Pick out every line in the records that contains the string "gridline" and copy each one.

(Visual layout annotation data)
────────────────────────────────────────
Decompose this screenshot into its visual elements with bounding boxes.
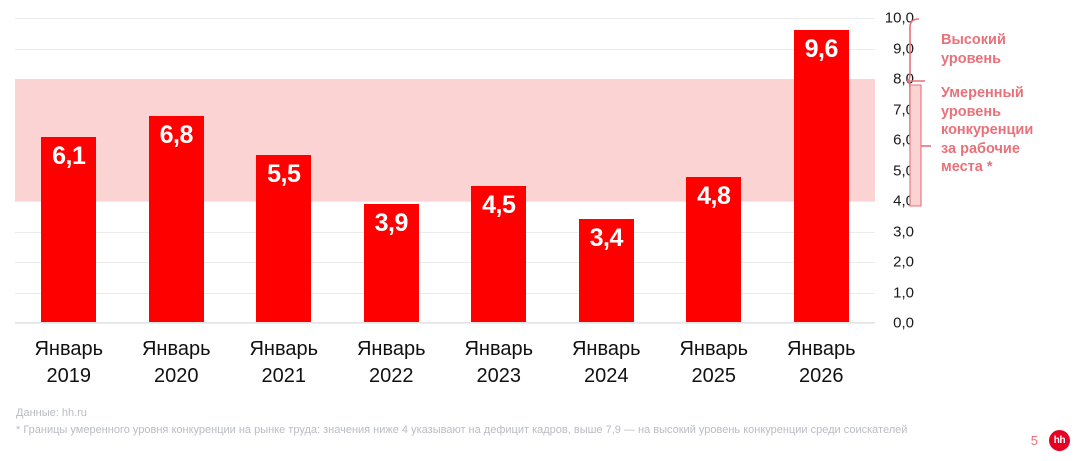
gridline xyxy=(15,231,875,233)
x-axis-tick: Январь 2025 xyxy=(661,336,767,390)
y-axis-tick: 2,0 xyxy=(893,253,914,271)
bar-group[interactable]: 6,8 xyxy=(148,115,204,323)
gridline xyxy=(15,201,875,202)
bar-group[interactable]: 4,8 xyxy=(686,176,742,323)
y-axis-tick: 6,0 xyxy=(893,131,914,149)
y-axis-tick: 4,0 xyxy=(893,192,914,210)
high-level-line-2: уровень xyxy=(941,50,1002,67)
x-tick-month: Январь xyxy=(34,338,104,360)
bar-group[interactable]: 3,9 xyxy=(363,204,419,323)
x-tick-year: 2026 xyxy=(799,365,844,387)
x-tick-month: Январь xyxy=(786,338,856,360)
bar[interactable]: 9,6 xyxy=(793,30,849,323)
gridline xyxy=(15,18,875,19)
x-axis-tick: Январь 2022 xyxy=(338,336,444,390)
x-tick-year: 2022 xyxy=(369,365,414,387)
x-axis-tick: Январь 2019 xyxy=(16,336,122,390)
y-axis-tick: 9,0 xyxy=(893,40,914,57)
data-source: Данные: hh.ru xyxy=(16,407,87,419)
hh-logo: hh xyxy=(1049,430,1070,451)
x-tick-year: 2020 xyxy=(154,365,199,387)
moderate-level-line-4: за рабочие xyxy=(941,140,1020,157)
moderate-level-note: Умеренный уровень конкуренции за рабочие… xyxy=(941,84,1071,177)
x-axis-tick: Январь 2024 xyxy=(553,336,659,390)
moderate-level-line-1: Умеренный xyxy=(941,85,1024,101)
plot-area: 6,1 6,8 5,5 3,9 4,5 3,4 4,8 9,6 xyxy=(15,18,875,324)
bar[interactable]: 3,9 xyxy=(363,204,419,323)
bar[interactable]: 6,1 xyxy=(41,136,97,323)
bar-group[interactable]: 3,4 xyxy=(578,219,634,323)
bar-value-label: 6,1 xyxy=(52,141,86,170)
x-tick-month: Январь xyxy=(141,338,211,360)
footnote: * Границы умеренного уровня конкуренции … xyxy=(16,424,908,437)
gridline xyxy=(15,323,875,324)
x-axis-tick: Январь 2020 xyxy=(123,336,229,390)
bar-value-label: 9,6 xyxy=(804,35,839,64)
high-level-line-1: Высокий xyxy=(941,32,1006,48)
bar-group[interactable]: 9,6 xyxy=(793,30,849,323)
bar-value-label: 3,4 xyxy=(589,224,624,253)
y-axis-tick: 0,0 xyxy=(893,314,914,332)
y-axis-tick: 3,0 xyxy=(893,223,914,240)
footer: Данные: hh.ru * Границы умеренного уровн… xyxy=(16,405,1066,439)
y-axis-tick: 5,0 xyxy=(893,162,914,179)
bar[interactable]: 5,5 xyxy=(256,155,312,323)
x-axis-tick: Январь 2023 xyxy=(446,336,552,390)
bar[interactable]: 4,5 xyxy=(471,185,527,323)
x-tick-year: 2019 xyxy=(46,365,92,387)
gridline xyxy=(15,262,875,263)
x-tick-year: 2025 xyxy=(691,365,737,387)
y-axis-tick: 1,0 xyxy=(893,284,914,301)
high-level-note: Высокий уровень xyxy=(941,31,1071,68)
bar[interactable]: 3,4 xyxy=(578,219,634,323)
gridline xyxy=(15,48,875,50)
bar-value-label: 3,9 xyxy=(374,209,409,238)
bar[interactable]: 4,8 xyxy=(686,176,742,323)
bar-series: 6,1 6,8 5,5 3,9 4,5 3,4 4,8 9,6 xyxy=(15,18,875,323)
x-tick-year: 2021 xyxy=(261,365,307,387)
x-tick-year: 2023 xyxy=(476,365,522,387)
y-axis-tick: 7,0 xyxy=(893,101,914,118)
bar-group[interactable]: 6,1 xyxy=(41,136,97,323)
y-axis-tick: 10,0 xyxy=(884,9,914,27)
x-tick-month: Январь xyxy=(679,338,749,360)
gridline xyxy=(15,292,875,294)
x-axis-tick: Январь 2021 xyxy=(231,336,337,390)
bar-group[interactable]: 5,5 xyxy=(256,155,312,323)
bar-group[interactable]: 4,5 xyxy=(471,185,527,323)
x-tick-month: Январь xyxy=(356,338,426,360)
moderate-level-bracket xyxy=(909,84,931,207)
moderate-level-line-5: места * xyxy=(941,159,993,176)
x-tick-month: Январь xyxy=(571,338,641,360)
bar-value-label: 4,8 xyxy=(697,181,731,210)
bar[interactable]: 6,8 xyxy=(148,115,204,323)
moderate-level-line-3: конкуренции xyxy=(941,122,1034,139)
x-axis-tick: Январь 2026 xyxy=(768,336,874,390)
axis-baseline xyxy=(15,322,875,323)
x-tick-year: 2024 xyxy=(584,365,629,387)
bar-value-label: 4,5 xyxy=(482,190,516,219)
level-annotations: Высокий уровень Умеренный уровень конкур… xyxy=(905,0,1080,340)
x-axis: Январь 2019 Январь 2020 Январь 2021 Январь 2022… xyxy=(15,336,875,396)
x-tick-month: Январь xyxy=(249,338,319,360)
page-number: 5 xyxy=(1030,433,1038,448)
x-tick-month: Январь xyxy=(464,338,534,360)
moderate-level-line-2: уровень xyxy=(941,103,1002,120)
bar-value-label: 6,8 xyxy=(159,120,194,149)
y-axis: 10,0 9,0 8,0 7,0 6,0 5,0 4,0 3,0 2,0 1,0 0,0 xyxy=(876,0,922,340)
bar-value-label: 5,5 xyxy=(267,160,301,189)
────────────────────────────────────────
Solution to this exercise –
gridline xyxy=(15,231,875,233)
gridline xyxy=(15,201,875,202)
gridline xyxy=(15,18,875,19)
gridline xyxy=(15,323,875,324)
gridline xyxy=(15,262,875,263)
gridline xyxy=(15,48,875,50)
gridline xyxy=(15,292,875,294)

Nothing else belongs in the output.